Saved entries

________________________

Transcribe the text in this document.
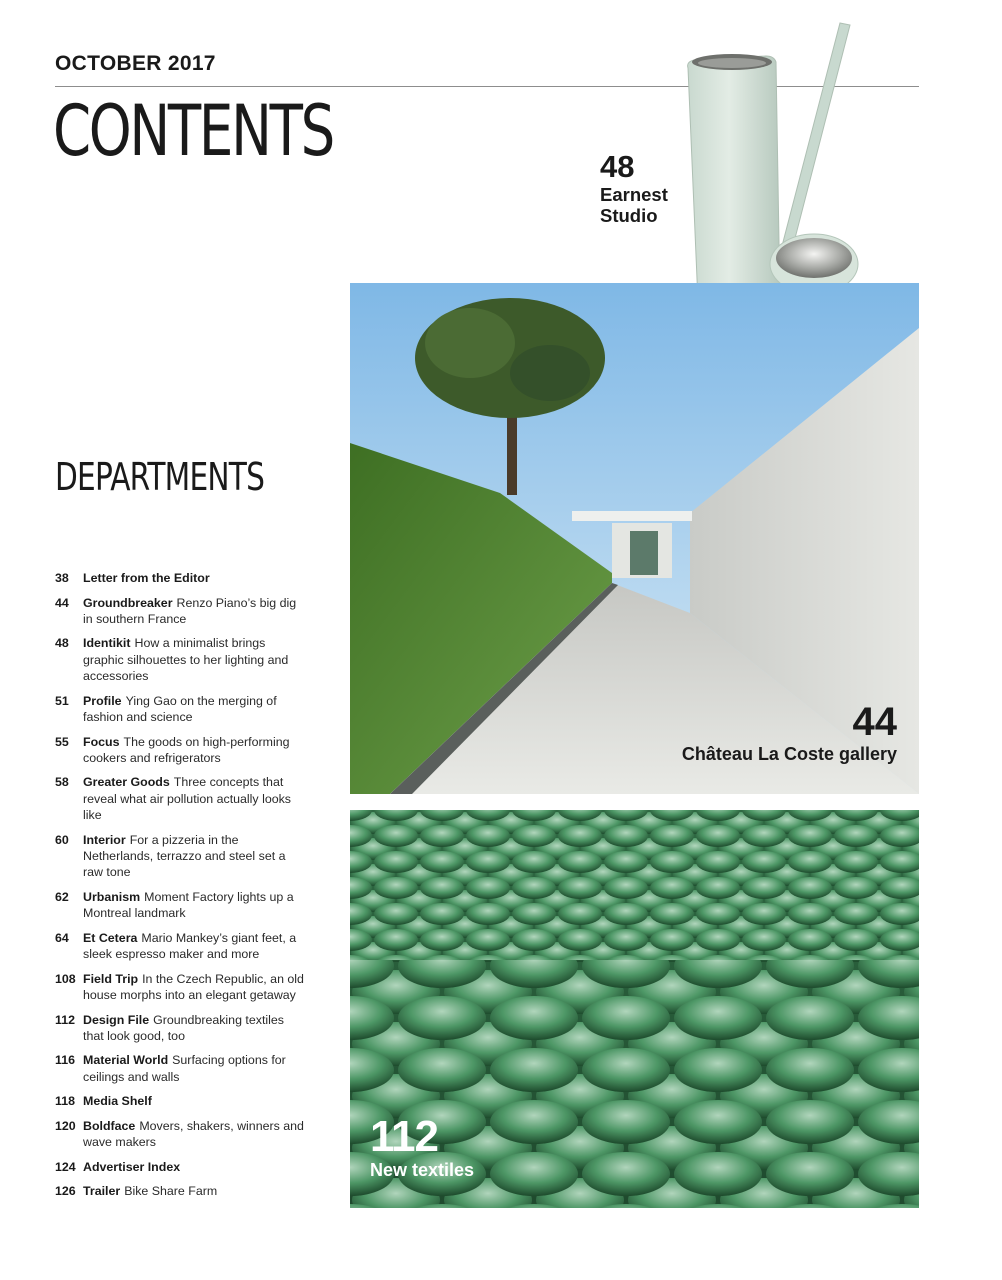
OCTOBER 2017
CONTENTS	48
Earnest Studio
44
Château La Coste gallery
112
New textiles
DEPARTMENTS
38 Letter from the Editor
44 Groundbreaker Renzo Piano’s big dig in southern France
48 Identikit How a minimalist brings graphic silhouettes to her lighting and accessories
51 Profile Ying Gao on the merging of fashion and science
55 Focus The goods on high-performing cookers and refrigerators
58 Greater Goods Three concepts that reveal what air pollution actually looks like
60 Interior For a pizzeria in the Netherlands, terrazzo and steel set a raw tone
62 Urbanism Moment Factory lights up a Montreal landmark
64 Et Cetera Mario Mankey’s giant feet, a sleek espresso maker and more
108 Field Trip In the Czech Republic, an old house morphs into an elegant getaway
112 Design File Groundbreaking textiles that look good, too
116 Material World Surfacing options for ceilings and walls
118 Media Shelf
120 Boldface Movers, shakers, winners and wave makers
124 Advertiser Index
126 Trailer Bike Share Farm
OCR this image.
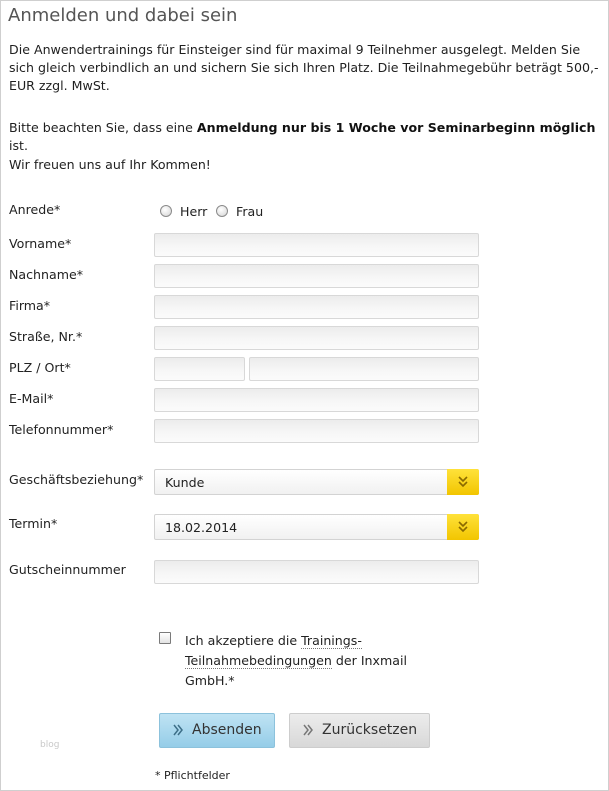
Anmelden und dabei sein
Die Anwendertrainings für Einsteiger sind für maximal 9 Teilnehmer ausgelegt. Melden Sie sich gleich verbindlich an und sichern Sie sich Ihren Platz. Die Teilnahmegebühr beträgt 500,- EUR zzgl. MwSt.
Bitte beachten Sie, dass eine Anmeldung nur bis 1 Woche vor Seminarbeginn möglich ist.
Wir freuen uns auf Ihr Kommen!
Anrede*	Herr Frau
Vorname*
Nachname*
Firma*
Straße, Nr.*
PLZ / Ort*
E-Mail*
Telefonnummer*
Geschäftsbeziehung* Kunde
Termin*	18.02.2014
Gutscheinnummer
Ich akzeptiere die Trainings-Teilnahmebedingungen der Inxmail GmbH.*
Absenden	Zurücksetzen
blog
* Pflichtfelder
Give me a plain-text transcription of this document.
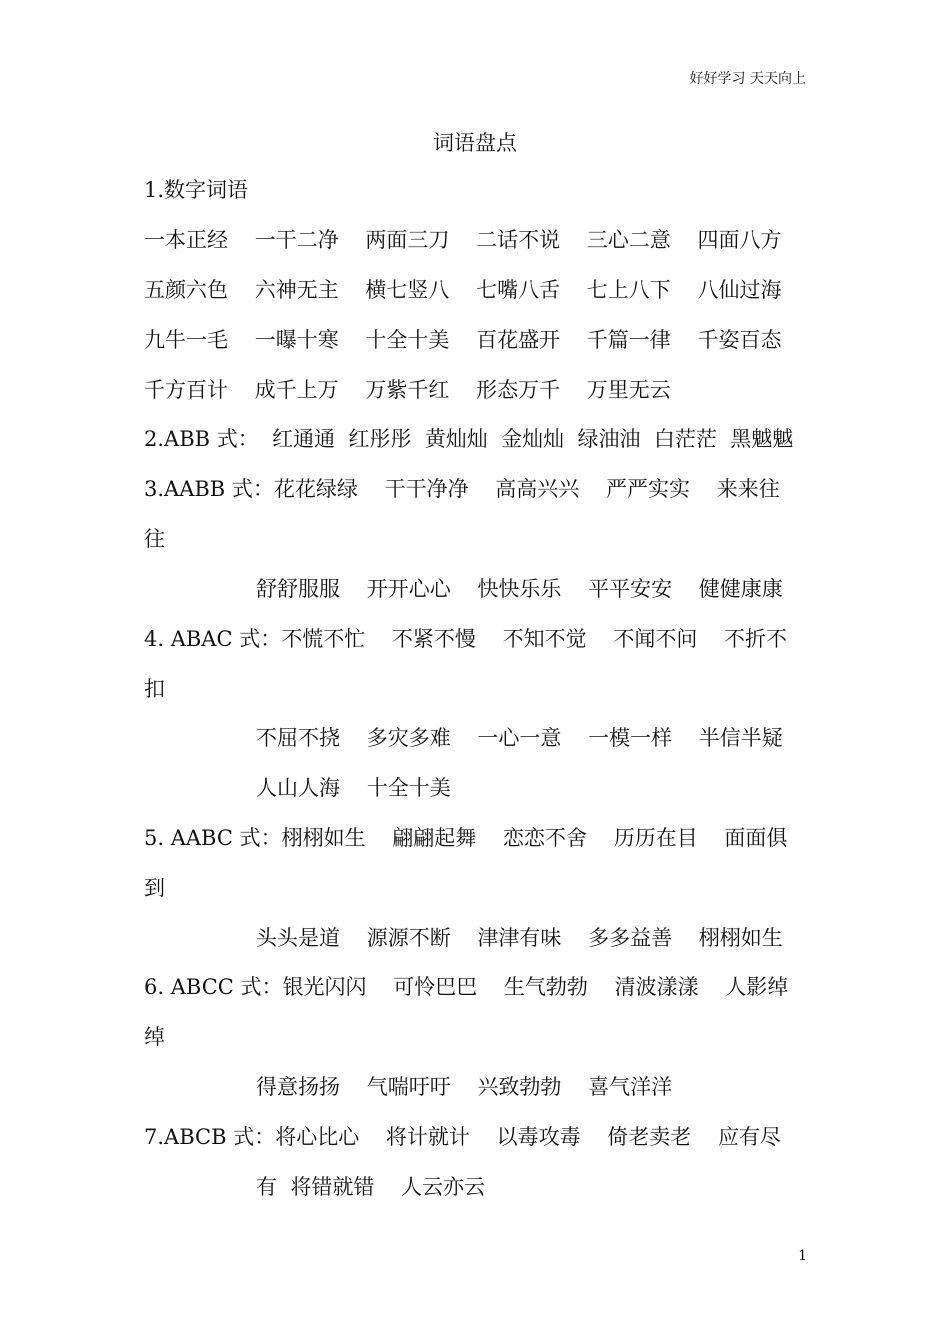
好好学习 天天向上
词语盘点
1.数字词语
一本正经    一干二净    两面三刀    二话不说    三心二意    四面八方
五颜六色    六神无主    横七竖八    七嘴八舌    七上八下    八仙过海
九牛一毛    一曝十寒    十全十美    百花盛开    千篇一律    千姿百态
千方百计    成千上万    万紫千红    形态万千    万里无云
2.ABB 式：  红通通  红彤彤  黄灿灿  金灿灿  绿油油  白茫茫  黑魆魆
3.AABB 式：花花绿绿    干干净净    高高兴兴    严严实实    来来往
往
舒舒服服    开开心心    快快乐乐    平平安安    健健康康
4. ABAC 式：不慌不忙    不紧不慢    不知不觉    不闻不问    不折不
扣
不屈不挠    多灾多难    一心一意    一模一样    半信半疑
人山人海    十全十美
5. AABC 式：栩栩如生    翩翩起舞    恋恋不舍    历历在目    面面俱
到
头头是道    源源不断    津津有味    多多益善    栩栩如生
6. ABCC 式：银光闪闪    可怜巴巴    生气勃勃    清波漾漾    人影绰
绰
得意扬扬    气喘吁吁    兴致勃勃    喜气洋洋
7.ABCB 式：将心比心    将计就计    以毒攻毒    倚老卖老    应有尽
有  将错就错    人云亦云
1
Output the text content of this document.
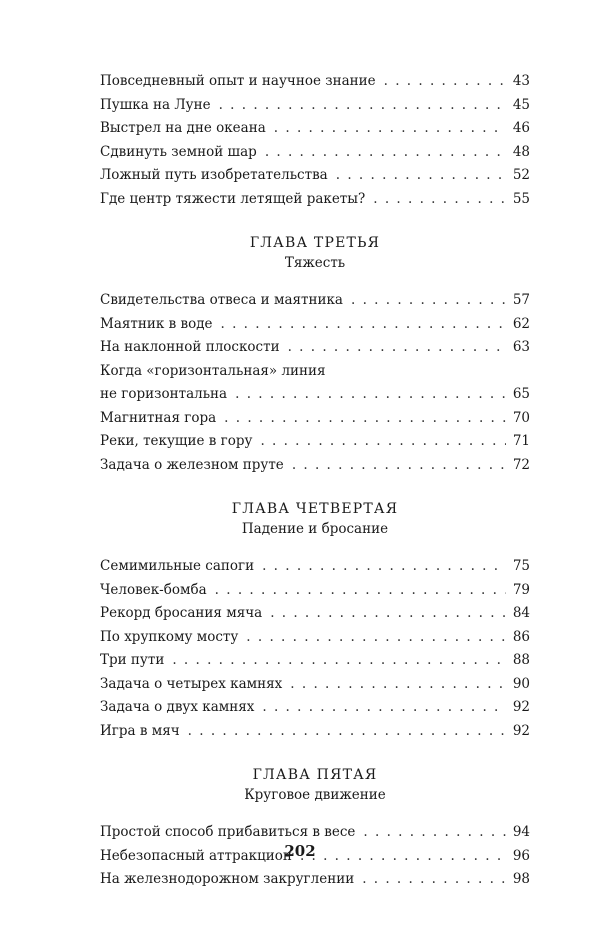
Повседневный опыт и научное знание . . .	43
Пушка на Луне . . .	45
Выстрел на дне океана . . .	46
Сдвинуть земной шар . . .	48
Ложный путь изобретательства . . .	52
Где центр тяжести летящей ракеты? . . .	55
ГЛАВА ТРЕТЬЯ
Тяжесть
Свидетельства отвеса и маятника . . .	57
Маятник в воде . . .	62
На наклонной плоскости . . .	63
Когда «горизонтальная» линия
не горизонтальна . . .	65
Магнитная гора . . .	70
Реки, текущие в гору . . .	71
Задача о железном пруте . . .	72
ГЛАВА ЧЕТВЕРТАЯ
Падение и бросание
Семимильные сапоги . . .	75
Человек-бомба . . .	79
Рекорд бросания мяча . . .	84
По хрупкому мосту . . .	86
Три пути . . .	88
Задача о четырех камнях . . .	90
Задача о двух камнях . . .	92
Игра в мяч . . .	92
ГЛАВА ПЯТАЯ
Круговое движение
Простой способ прибавиться в весе . . .	94
Небезопасный аттракцион . . .	96
На железнодорожном закруглении . . .	98
202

________________________

## Task details
All the material shown above is to be copied exactly, with no pictures carried over.

## Answer for the task
Transcribe the text in this document.
OCTOBER 2017
CONTENTS	48
Earnest Studio
44
Château La Coste gallery
112
New textiles
DEPARTMENTS
38 Letter from the Editor
44 Groundbreaker Renzo Piano’s big dig in southern France
48 Identikit How a minimalist brings graphic silhouettes to her lighting and accessories
51 Profile Ying Gao on the merging of fashion and science
55 Focus The goods on high-performing cookers and refrigerators
58 Greater Goods Three concepts that reveal what air pollution actually looks like
60 Interior For a pizzeria in the Netherlands, terrazzo and steel set a raw tone
62 Urbanism Moment Factory lights up a Montreal landmark
64 Et Cetera Mario Mankey’s giant feet, a sleek espresso maker and more
108 Field Trip In the Czech Republic, an old house morphs into an elegant getaway
112 Design File Groundbreaking textiles that look good, too
116 Material World Surfacing options for ceilings and walls
118 Media Shelf
120 Boldface Movers, shakers, winners and wave makers
124 Advertiser Index
126 Trailer Bike Share Farm
OCR this image.
Anmelden und dabei sein
Die Anwendertrainings für Einsteiger sind für maximal 9 Teilnehmer ausgelegt. Melden Sie sich gleich verbindlich an und sichern Sie sich Ihren Platz. Die Teilnahmegebühr beträgt 500,- EUR zzgl. MwSt.
Bitte beachten Sie, dass eine Anmeldung nur bis 1 Woche vor Seminarbeginn möglich ist.
Wir freuen uns auf Ihr Kommen!
Anrede*	Herr Frau
Vorname*
Nachname*
Firma*
Straße, Nr.*
PLZ / Ort*
E-Mail*
Telefonnummer*
Geschäftsbeziehung* Kunde
Termin*	18.02.2014
Gutscheinnummer
Ich akzeptiere die Trainings-Teilnahmebedingungen der Inxmail GmbH.*
Absenden	Zurücksetzen
blog
* Pflichtfelder
Give me a plain-text transcription of this document.
好好学习 天天向上
词语盘点
1.数字词语
一本正经    一干二净    两面三刀    二话不说    三心二意    四面八方
五颜六色    六神无主    横七竖八    七嘴八舌    七上八下    八仙过海
九牛一毛    一曝十寒    十全十美    百花盛开    千篇一律    千姿百态
千方百计    成千上万    万紫千红    形态万千    万里无云
2.ABB 式：  红通通  红彤彤  黄灿灿  金灿灿  绿油油  白茫茫  黑魆魆
3.AABB 式：花花绿绿    干干净净    高高兴兴    严严实实    来来往
往
舒舒服服    开开心心    快快乐乐    平平安安    健健康康
4. ABAC 式：不慌不忙    不紧不慢    不知不觉    不闻不问    不折不
扣
不屈不挠    多灾多难    一心一意    一模一样    半信半疑
人山人海    十全十美
5. AABC 式：栩栩如生    翩翩起舞    恋恋不舍    历历在目    面面俱
到
头头是道    源源不断    津津有味    多多益善    栩栩如生
6. ABCC 式：银光闪闪    可怜巴巴    生气勃勃    清波漾漾    人影绰
绰
得意扬扬    气喘吁吁    兴致勃勃    喜气洋洋
7.ABCB 式：将心比心    将计就计    以毒攻毒    倚老卖老    应有尽
有  将错就错    人云亦云
1
Output the text content of this document.
Повседневный опыт и научное знание . . .	43
Пушка на Луне . . .	45
Выстрел на дне океана . . .	46
Сдвинуть земной шар . . .	48
Ложный путь изобретательства . . .	52
Где центр тяжести летящей ракеты? . . .	55
ГЛАВА ТРЕТЬЯ
Тяжесть
Свидетельства отвеса и маятника . . .	57
Маятник в воде . . .	62
На наклонной плоскости . . .	63
Когда «горизонтальная» линия
не горизонтальна . . .	65
Магнитная гора . . .	70
Реки, текущие в гору . . .	71
Задача о железном пруте . . .	72
ГЛАВА ЧЕТВЕРТАЯ
Падение и бросание
Семимильные сапоги . . .	75
Человек-бомба . . .	79
Рекорд бросания мяча . . .	84
По хрупкому мосту . . .	86
Три пути . . .	88
Задача о четырех камнях . . .	90
Задача о двух камнях . . .	92
Игра в мяч . . .	92
ГЛАВА ПЯТАЯ
Круговое движение
Простой способ прибавиться в весе . . .	94
Небезопасный аттракцион . . .	96
На железнодорожном закруглении . . .	98
202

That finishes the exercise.